Every entry below should be repeated exactly; the pictures should not.

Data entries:
═══
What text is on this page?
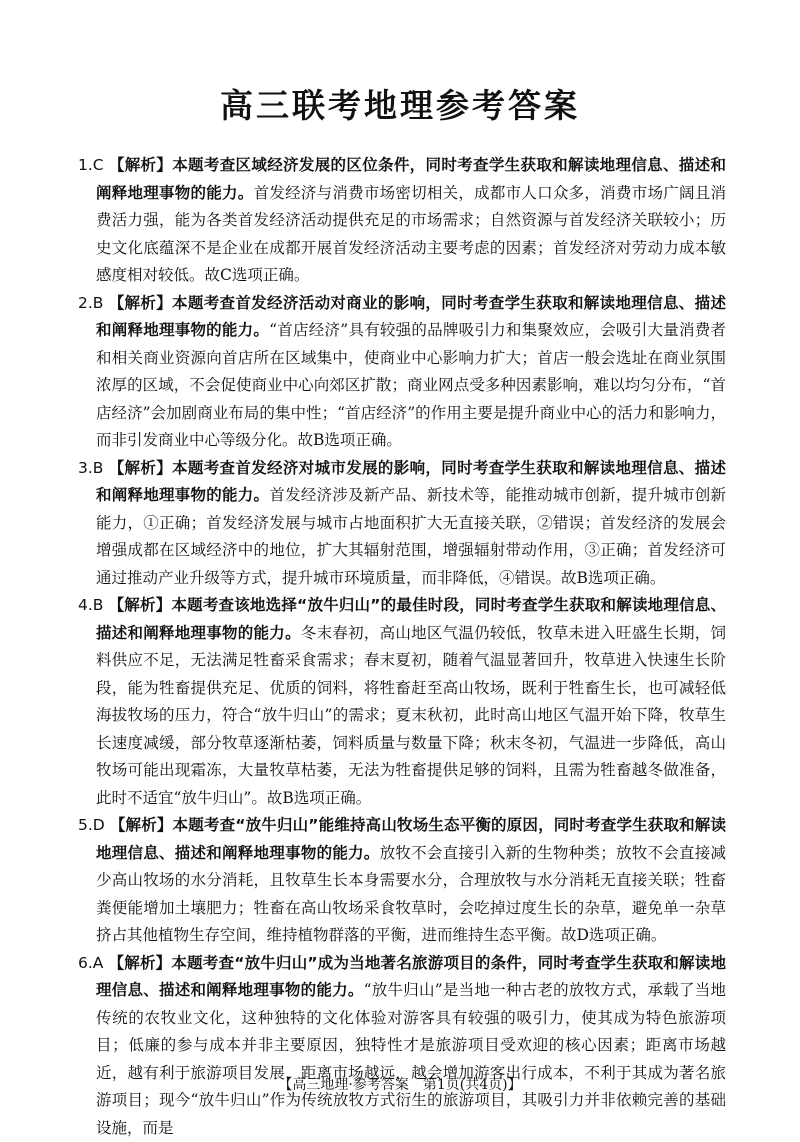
高三联考地理参考答案

1.C 【解析】本题考查区域经济发展的区位条件，同时考查学生获取和解读地理信息、描述和阐释地理事物的能力。首发经济与消费市场密切相关，成都市人口众多，消费市场广阔且消费活力强，能为各类首发经济活动提供充足的市场需求；自然资源与首发经济关联较小；历史文化底蕴深不是企业在成都开展首发经济活动主要考虑的因素；首发经济对劳动力成本敏感度相对较低。故C选项正确。

2.B 【解析】本题考查首发经济活动对商业的影响，同时考查学生获取和解读地理信息、描述和阐释地理事物的能力。“首店经济”具有较强的品牌吸引力和集聚效应，会吸引大量消费者和相关商业资源向首店所在区域集中，使商业中心影响力扩大；首店一般会选址在商业氛围浓厚的区域，不会促使商业中心向郊区扩散；商业网点受多种因素影响，难以均匀分布，“首店经济”会加剧商业布局的集中性；“首店经济”的作用主要是提升商业中心的活力和影响力，而非引发商业中心等级分化。故B选项正确。

3.B 【解析】本题考查首发经济对城市发展的影响，同时考查学生获取和解读地理信息、描述和阐释地理事物的能力。首发经济涉及新产品、新技术等，能推动城市创新，提升城市创新能力，①正确；首发经济发展与城市占地面积扩大无直接关联，②错误；首发经济的发展会增强成都在区域经济中的地位，扩大其辐射范围，增强辐射带动作用，③正确；首发经济可通过推动产业升级等方式，提升城市环境质量，而非降低，④错误。故B选项正确。

4.B 【解析】本题考查该地选择“放牛归山”的最佳时段，同时考查学生获取和解读地理信息、描述和阐释地理事物的能力。冬末春初，高山地区气温仍较低，牧草未进入旺盛生长期，饲料供应不足，无法满足牲畜采食需求；春末夏初，随着气温显著回升，牧草进入快速生长阶段，能为牲畜提供充足、优质的饲料，将牲畜赶至高山牧场，既利于牲畜生长，也可减轻低海拔牧场的压力，符合“放牛归山”的需求；夏末秋初，此时高山地区气温开始下降，牧草生长速度减缓，部分牧草逐渐枯萎，饲料质量与数量下降；秋末冬初，气温进一步降低，高山牧场可能出现霜冻，大量牧草枯萎，无法为牲畜提供足够的饲料，且需为牲畜越冬做准备，此时不适宜“放牛归山”。故B选项正确。

5.D 【解析】本题考查“放牛归山”能维持高山牧场生态平衡的原因，同时考查学生获取和解读地理信息、描述和阐释地理事物的能力。放牧不会直接引入新的生物种类；放牧不会直接减少高山牧场的水分消耗，且牧草生长本身需要水分，合理放牧与水分消耗无直接关联；牲畜粪便能增加土壤肥力；牲畜在高山牧场采食牧草时，会吃掉过度生长的杂草，避免单一杂草挤占其他植物生存空间，维持植物群落的平衡，进而维持生态平衡。故D选项正确。

6.A 【解析】本题考查“放牛归山”成为当地著名旅游项目的条件，同时考查学生获取和解读地理信息、描述和阐释地理事物的能力。“放牛归山”是当地一种古老的放牧方式，承载了当地传统的农牧业文化，这种独特的文化体验对游客具有较强的吸引力，使其成为特色旅游项目；低廉的参与成本并非主要原因，独特性才是旅游项目受欢迎的核心因素；距离市场越近，越有利于旅游项目发展，距离市场越远，越会增加游客出行成本，不利于其成为著名旅游项目；现今“放牛归山”作为传统放牧方式衍生的旅游项目，其吸引力并非依赖完善的基础设施，而是

【高三地理·参考答案　第1页(共4页)】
═══
SOLUTION FOR THIS PROBLEM -
What text is on this page?
高三联考地理参考答案

1.C 【解析】本题考查区域经济发展的区位条件，同时考查学生获取和解读地理信息、描述和阐释地理事物的能力。首发经济与消费市场密切相关，成都市人口众多，消费市场广阔且消费活力强，能为各类首发经济活动提供充足的市场需求；自然资源与首发经济关联较小；历史文化底蕴深不是企业在成都开展首发经济活动主要考虑的因素；首发经济对劳动力成本敏感度相对较低。故C选项正确。

2.B 【解析】本题考查首发经济活动对商业的影响，同时考查学生获取和解读地理信息、描述和阐释地理事物的能力。“首店经济”具有较强的品牌吸引力和集聚效应，会吸引大量消费者和相关商业资源向首店所在区域集中，使商业中心影响力扩大；首店一般会选址在商业氛围浓厚的区域，不会促使商业中心向郊区扩散；商业网点受多种因素影响，难以均匀分布，“首店经济”会加剧商业布局的集中性；“首店经济”的作用主要是提升商业中心的活力和影响力，而非引发商业中心等级分化。故B选项正确。

3.B 【解析】本题考查首发经济对城市发展的影响，同时考查学生获取和解读地理信息、描述和阐释地理事物的能力。首发经济涉及新产品、新技术等，能推动城市创新，提升城市创新能力，①正确；首发经济发展与城市占地面积扩大无直接关联，②错误；首发经济的发展会增强成都在区域经济中的地位，扩大其辐射范围，增强辐射带动作用，③正确；首发经济可通过推动产业升级等方式，提升城市环境质量，而非降低，④错误。故B选项正确。

4.B 【解析】本题考查该地选择“放牛归山”的最佳时段，同时考查学生获取和解读地理信息、描述和阐释地理事物的能力。冬末春初，高山地区气温仍较低，牧草未进入旺盛生长期，饲料供应不足，无法满足牲畜采食需求；春末夏初，随着气温显著回升，牧草进入快速生长阶段，能为牲畜提供充足、优质的饲料，将牲畜赶至高山牧场，既利于牲畜生长，也可减轻低海拔牧场的压力，符合“放牛归山”的需求；夏末秋初，此时高山地区气温开始下降，牧草生长速度减缓，部分牧草逐渐枯萎，饲料质量与数量下降；秋末冬初，气温进一步降低，高山牧场可能出现霜冻，大量牧草枯萎，无法为牲畜提供足够的饲料，且需为牲畜越冬做准备，此时不适宜“放牛归山”。故B选项正确。

5.D 【解析】本题考查“放牛归山”能维持高山牧场生态平衡的原因，同时考查学生获取和解读地理信息、描述和阐释地理事物的能力。放牧不会直接引入新的生物种类；放牧不会直接减少高山牧场的水分消耗，且牧草生长本身需要水分，合理放牧与水分消耗无直接关联；牲畜粪便能增加土壤肥力；牲畜在高山牧场采食牧草时，会吃掉过度生长的杂草，避免单一杂草挤占其他植物生存空间，维持植物群落的平衡，进而维持生态平衡。故D选项正确。

6.A 【解析】本题考查“放牛归山”成为当地著名旅游项目的条件，同时考查学生获取和解读地理信息、描述和阐释地理事物的能力。“放牛归山”是当地一种古老的放牧方式，承载了当地传统的农牧业文化，这种独特的文化体验对游客具有较强的吸引力，使其成为特色旅游项目；低廉的参与成本并非主要原因，独特性才是旅游项目受欢迎的核心因素；距离市场越近，越有利于旅游项目发展，距离市场越远，越会增加游客出行成本，不利于其成为著名旅游项目；现今“放牛归山”作为传统放牧方式衍生的旅游项目，其吸引力并非依赖完善的基础设施，而是

【高三地理·参考答案　第1页(共4页)】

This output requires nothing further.